[Stored records]

## start

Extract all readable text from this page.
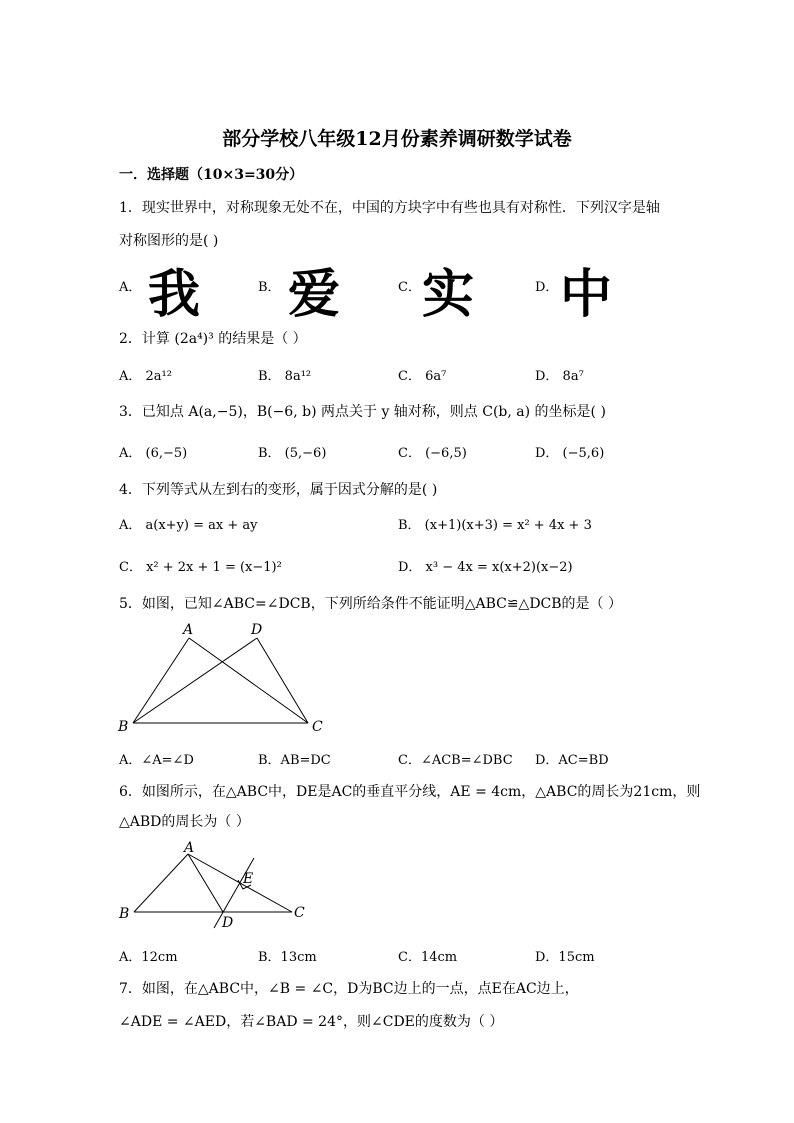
部分学校八年级12月份素养调研数学试卷
一．选择题（10×3=30分）
1．现实世界中，对称现象无处不在，中国的方块字中有些也具有对称性．下列汉字是轴
对称图形的是( )
A． 我	B． 爱	C． 实	D． 中
2．计算 (2a⁴)³ 的结果是（ ）
A． 2a¹²	B． 8a¹²	C． 6a⁷	D． 8a⁷
3．已知点 A(a,−5)，B(−6, b) 两点关于 y 轴对称，则点 C(b, a) 的坐标是( )
A． (6,−5)	B． (5,−6)	C． (−6,5)	D． (−5,6)
4．下列等式从左到右的变形，属于因式分解的是( )
A． a(x+y) = ax + ay	B． (x+1)(x+3) = x² + 4x + 3
C． x² + 2x + 1 = (x−1)²	D． x³ − 4x = x(x+2)(x−2)
5．如图，已知∠ABC=∠DCB，下列所给条件不能证明△ABC≌△DCB的是（ ）
A	D
B	C
A．∠A=∠D	B．AB=DC	C．∠ACB=∠DBC D．AC=BD
6．如图所示，在△ABC中，DE是AC的垂直平分线，AE = 4cm，△ABC的周长为21cm，则
△ABD的周长为（ ）
A
E
B
D
C
A．12cm	B．13cm	C．14cm	D．15cm
7．如图，在△ABC中，∠B = ∠C，D为BC边上的一点，点E在AC边上，
∠ADE = ∠AED，若∠BAD = 24°，则∠CDE的度数为（ ）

## end

# Given request
Pictures in the records above should not be copied. Repeat everything else exactly.

# Right answer
Extract all readable text from this page.
部分学校八年级12月份素养调研数学试卷
一．选择题（10×3=30分）
1．现实世界中，对称现象无处不在，中国的方块字中有些也具有对称性．下列汉字是轴
对称图形的是( )
A． 我	B． 爱	C． 实	D． 中
2．计算 (2a⁴)³ 的结果是（ ）
A． 2a¹²	B． 8a¹²	C． 6a⁷	D． 8a⁷
3．已知点 A(a,−5)，B(−6, b) 两点关于 y 轴对称，则点 C(b, a) 的坐标是( )
A． (6,−5)	B． (5,−6)	C． (−6,5)	D． (−5,6)
4．下列等式从左到右的变形，属于因式分解的是( )
A． a(x+y) = ax + ay	B． (x+1)(x+3) = x² + 4x + 3
C． x² + 2x + 1 = (x−1)²	D． x³ − 4x = x(x+2)(x−2)
5．如图，已知∠ABC=∠DCB，下列所给条件不能证明△ABC≌△DCB的是（ ）
A	D
B	C
A．∠A=∠D	B．AB=DC	C．∠ACB=∠DBC D．AC=BD
6．如图所示，在△ABC中，DE是AC的垂直平分线，AE = 4cm，△ABC的周长为21cm，则
△ABD的周长为（ ）
A
E
B
D
C
A．12cm	B．13cm	C．14cm	D．15cm
7．如图，在△ABC中，∠B = ∠C，D为BC边上的一点，点E在AC边上，
∠ADE = ∠AED，若∠BAD = 24°，则∠CDE的度数为（ ）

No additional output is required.